Stored dataset items:
- - -
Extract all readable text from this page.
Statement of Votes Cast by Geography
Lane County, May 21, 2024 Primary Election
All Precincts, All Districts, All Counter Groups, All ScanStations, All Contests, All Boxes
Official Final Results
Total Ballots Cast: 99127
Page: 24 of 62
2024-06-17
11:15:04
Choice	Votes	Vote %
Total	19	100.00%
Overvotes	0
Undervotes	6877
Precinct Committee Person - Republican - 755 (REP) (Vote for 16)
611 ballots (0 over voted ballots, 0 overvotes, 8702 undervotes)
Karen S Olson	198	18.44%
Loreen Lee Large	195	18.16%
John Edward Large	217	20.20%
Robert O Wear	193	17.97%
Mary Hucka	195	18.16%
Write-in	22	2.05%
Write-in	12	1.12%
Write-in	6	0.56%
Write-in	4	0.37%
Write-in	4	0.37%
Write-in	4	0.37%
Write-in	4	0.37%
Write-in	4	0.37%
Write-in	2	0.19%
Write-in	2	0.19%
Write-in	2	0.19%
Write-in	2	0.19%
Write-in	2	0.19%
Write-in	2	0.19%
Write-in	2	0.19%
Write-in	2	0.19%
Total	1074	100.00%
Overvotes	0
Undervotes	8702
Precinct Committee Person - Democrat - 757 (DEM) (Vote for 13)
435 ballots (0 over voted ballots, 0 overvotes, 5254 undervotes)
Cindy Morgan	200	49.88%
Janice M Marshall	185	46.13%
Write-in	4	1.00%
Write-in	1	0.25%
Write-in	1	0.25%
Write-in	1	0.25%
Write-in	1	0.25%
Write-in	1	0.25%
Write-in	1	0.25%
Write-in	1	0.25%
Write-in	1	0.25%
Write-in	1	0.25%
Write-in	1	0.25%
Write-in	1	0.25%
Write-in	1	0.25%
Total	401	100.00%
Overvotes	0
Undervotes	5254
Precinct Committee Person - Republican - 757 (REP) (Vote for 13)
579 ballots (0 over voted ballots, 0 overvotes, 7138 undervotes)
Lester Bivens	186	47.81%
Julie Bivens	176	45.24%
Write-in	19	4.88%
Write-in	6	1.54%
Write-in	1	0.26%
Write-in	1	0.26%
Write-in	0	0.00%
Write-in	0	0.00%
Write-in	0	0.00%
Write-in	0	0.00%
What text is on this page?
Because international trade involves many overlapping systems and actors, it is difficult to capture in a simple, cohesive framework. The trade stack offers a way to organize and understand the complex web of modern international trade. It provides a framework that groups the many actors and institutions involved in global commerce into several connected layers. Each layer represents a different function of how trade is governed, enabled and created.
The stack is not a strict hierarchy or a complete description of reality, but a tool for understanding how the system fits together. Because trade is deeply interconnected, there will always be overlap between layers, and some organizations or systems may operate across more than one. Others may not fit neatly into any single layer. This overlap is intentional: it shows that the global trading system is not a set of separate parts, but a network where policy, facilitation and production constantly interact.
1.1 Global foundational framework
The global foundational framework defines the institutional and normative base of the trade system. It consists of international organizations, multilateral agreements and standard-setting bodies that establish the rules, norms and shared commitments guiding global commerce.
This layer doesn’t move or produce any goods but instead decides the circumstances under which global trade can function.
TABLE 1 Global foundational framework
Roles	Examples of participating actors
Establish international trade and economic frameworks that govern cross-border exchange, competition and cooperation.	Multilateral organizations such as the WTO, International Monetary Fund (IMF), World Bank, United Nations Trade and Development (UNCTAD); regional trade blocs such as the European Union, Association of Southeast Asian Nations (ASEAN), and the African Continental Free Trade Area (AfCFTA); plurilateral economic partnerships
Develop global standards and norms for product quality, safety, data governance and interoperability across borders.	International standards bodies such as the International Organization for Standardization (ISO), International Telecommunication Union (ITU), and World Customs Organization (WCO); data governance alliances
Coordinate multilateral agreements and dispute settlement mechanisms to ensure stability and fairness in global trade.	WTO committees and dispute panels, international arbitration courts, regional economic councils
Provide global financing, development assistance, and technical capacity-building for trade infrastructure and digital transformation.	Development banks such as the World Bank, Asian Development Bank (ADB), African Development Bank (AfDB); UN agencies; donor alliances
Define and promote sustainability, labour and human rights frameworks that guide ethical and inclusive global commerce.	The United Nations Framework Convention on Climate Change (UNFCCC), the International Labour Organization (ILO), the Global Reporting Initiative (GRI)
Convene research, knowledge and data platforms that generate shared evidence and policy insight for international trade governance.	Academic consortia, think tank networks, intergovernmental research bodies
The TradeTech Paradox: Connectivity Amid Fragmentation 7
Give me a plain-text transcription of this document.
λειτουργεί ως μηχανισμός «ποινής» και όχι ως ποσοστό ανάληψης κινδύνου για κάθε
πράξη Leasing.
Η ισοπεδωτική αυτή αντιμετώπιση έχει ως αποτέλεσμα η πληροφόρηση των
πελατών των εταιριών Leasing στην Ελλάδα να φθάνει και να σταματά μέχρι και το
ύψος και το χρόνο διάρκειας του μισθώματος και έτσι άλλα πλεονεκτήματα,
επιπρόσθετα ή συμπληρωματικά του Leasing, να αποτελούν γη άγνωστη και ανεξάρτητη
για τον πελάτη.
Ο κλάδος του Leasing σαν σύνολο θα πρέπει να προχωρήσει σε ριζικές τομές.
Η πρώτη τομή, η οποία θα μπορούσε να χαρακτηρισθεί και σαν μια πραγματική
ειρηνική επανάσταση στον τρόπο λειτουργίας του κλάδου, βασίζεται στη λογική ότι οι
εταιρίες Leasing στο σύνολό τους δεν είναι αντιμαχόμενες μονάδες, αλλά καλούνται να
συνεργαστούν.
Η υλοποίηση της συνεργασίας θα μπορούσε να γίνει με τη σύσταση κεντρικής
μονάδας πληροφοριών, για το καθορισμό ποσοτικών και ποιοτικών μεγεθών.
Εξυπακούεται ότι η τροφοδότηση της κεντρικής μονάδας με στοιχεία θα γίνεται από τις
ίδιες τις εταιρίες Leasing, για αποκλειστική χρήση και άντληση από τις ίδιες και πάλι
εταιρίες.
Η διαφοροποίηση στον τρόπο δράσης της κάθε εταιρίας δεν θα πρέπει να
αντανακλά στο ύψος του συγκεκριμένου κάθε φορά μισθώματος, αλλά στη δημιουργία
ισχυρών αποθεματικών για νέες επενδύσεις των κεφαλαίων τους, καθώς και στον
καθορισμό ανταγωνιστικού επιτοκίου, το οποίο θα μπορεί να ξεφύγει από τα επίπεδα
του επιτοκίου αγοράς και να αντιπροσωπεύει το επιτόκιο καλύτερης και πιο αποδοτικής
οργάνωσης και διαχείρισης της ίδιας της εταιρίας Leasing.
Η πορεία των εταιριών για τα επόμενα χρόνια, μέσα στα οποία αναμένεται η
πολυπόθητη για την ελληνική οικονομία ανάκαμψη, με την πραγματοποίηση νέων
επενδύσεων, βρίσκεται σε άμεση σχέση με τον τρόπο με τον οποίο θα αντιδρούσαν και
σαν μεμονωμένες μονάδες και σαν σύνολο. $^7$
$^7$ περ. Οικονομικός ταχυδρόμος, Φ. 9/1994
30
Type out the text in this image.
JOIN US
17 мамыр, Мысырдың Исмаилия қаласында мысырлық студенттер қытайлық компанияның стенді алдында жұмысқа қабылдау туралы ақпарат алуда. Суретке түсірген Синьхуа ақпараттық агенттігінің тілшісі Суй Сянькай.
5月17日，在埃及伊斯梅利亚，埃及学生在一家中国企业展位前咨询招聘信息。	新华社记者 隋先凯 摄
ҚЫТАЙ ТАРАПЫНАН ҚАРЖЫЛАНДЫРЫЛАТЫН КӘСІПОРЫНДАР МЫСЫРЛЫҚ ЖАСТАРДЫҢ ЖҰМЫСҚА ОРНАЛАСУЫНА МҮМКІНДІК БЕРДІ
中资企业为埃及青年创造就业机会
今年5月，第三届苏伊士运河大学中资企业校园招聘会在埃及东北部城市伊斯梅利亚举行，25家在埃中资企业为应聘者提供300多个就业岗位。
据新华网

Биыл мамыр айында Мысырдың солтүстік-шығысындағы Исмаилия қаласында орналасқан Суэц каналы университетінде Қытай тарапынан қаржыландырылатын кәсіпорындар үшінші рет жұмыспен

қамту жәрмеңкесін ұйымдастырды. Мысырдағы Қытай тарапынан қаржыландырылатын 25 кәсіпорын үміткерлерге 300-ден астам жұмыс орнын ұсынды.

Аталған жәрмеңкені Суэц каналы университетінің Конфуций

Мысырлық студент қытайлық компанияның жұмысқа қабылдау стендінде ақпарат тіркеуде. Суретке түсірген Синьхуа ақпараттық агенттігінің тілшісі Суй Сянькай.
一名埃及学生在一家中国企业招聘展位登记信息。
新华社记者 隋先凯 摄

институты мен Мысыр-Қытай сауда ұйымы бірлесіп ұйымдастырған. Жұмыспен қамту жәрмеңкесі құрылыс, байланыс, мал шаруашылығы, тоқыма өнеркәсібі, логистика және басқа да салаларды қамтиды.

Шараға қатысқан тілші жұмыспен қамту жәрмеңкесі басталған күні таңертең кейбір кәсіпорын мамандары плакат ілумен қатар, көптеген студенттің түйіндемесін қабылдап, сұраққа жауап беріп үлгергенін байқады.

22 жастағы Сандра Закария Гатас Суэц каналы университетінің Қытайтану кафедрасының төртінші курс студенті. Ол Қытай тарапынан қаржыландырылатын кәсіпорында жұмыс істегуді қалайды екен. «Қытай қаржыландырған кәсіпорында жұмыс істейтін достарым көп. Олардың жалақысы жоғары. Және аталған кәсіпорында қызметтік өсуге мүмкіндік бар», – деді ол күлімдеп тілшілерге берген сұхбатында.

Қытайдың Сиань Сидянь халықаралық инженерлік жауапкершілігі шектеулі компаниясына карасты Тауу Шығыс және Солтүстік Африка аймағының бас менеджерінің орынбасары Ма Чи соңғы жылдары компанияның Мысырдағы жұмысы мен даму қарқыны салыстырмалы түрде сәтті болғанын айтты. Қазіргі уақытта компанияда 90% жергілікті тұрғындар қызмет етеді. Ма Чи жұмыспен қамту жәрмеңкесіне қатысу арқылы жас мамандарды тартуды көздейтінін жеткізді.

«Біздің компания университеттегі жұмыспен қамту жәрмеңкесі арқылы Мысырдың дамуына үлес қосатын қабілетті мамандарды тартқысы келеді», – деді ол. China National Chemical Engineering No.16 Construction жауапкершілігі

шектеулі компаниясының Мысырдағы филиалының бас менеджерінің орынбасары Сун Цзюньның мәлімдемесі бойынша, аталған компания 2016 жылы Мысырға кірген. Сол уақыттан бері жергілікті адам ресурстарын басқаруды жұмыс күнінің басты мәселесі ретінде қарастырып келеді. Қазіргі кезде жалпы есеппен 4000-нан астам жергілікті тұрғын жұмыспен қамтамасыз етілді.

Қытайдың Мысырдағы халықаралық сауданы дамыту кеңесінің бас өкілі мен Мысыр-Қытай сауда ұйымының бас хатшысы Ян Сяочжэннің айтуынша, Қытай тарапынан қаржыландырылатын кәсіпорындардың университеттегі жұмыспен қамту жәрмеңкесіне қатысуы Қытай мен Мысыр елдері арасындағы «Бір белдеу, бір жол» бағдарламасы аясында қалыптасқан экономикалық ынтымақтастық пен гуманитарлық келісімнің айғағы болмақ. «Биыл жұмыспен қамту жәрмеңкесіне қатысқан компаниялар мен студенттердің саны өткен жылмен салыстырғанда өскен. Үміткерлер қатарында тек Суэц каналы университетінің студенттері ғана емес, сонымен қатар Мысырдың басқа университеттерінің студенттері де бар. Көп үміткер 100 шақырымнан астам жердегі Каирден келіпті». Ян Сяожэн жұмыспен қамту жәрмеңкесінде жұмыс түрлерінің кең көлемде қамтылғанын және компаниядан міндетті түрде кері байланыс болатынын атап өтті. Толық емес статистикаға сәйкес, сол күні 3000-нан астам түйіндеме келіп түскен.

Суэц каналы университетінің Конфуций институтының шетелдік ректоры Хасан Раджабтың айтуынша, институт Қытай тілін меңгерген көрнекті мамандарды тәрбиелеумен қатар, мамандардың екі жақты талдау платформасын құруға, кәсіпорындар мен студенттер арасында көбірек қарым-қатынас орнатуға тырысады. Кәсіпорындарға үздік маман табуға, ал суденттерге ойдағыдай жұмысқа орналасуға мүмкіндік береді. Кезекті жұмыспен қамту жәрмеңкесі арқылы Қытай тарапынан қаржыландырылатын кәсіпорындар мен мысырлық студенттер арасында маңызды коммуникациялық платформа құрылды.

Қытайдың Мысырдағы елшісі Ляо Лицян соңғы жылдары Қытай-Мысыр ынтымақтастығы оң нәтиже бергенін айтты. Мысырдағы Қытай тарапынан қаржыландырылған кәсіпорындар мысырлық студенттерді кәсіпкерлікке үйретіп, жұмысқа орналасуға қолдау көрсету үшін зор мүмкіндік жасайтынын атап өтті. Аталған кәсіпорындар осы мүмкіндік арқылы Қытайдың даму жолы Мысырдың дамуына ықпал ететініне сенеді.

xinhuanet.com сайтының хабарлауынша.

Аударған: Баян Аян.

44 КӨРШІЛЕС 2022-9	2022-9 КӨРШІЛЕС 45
- - -
§ Directions
Select and copy each line from the data that includes the word "Large".

§ Result of this task
Loreen Lee Large	195	18.16%
John Edward Large	217	20.20%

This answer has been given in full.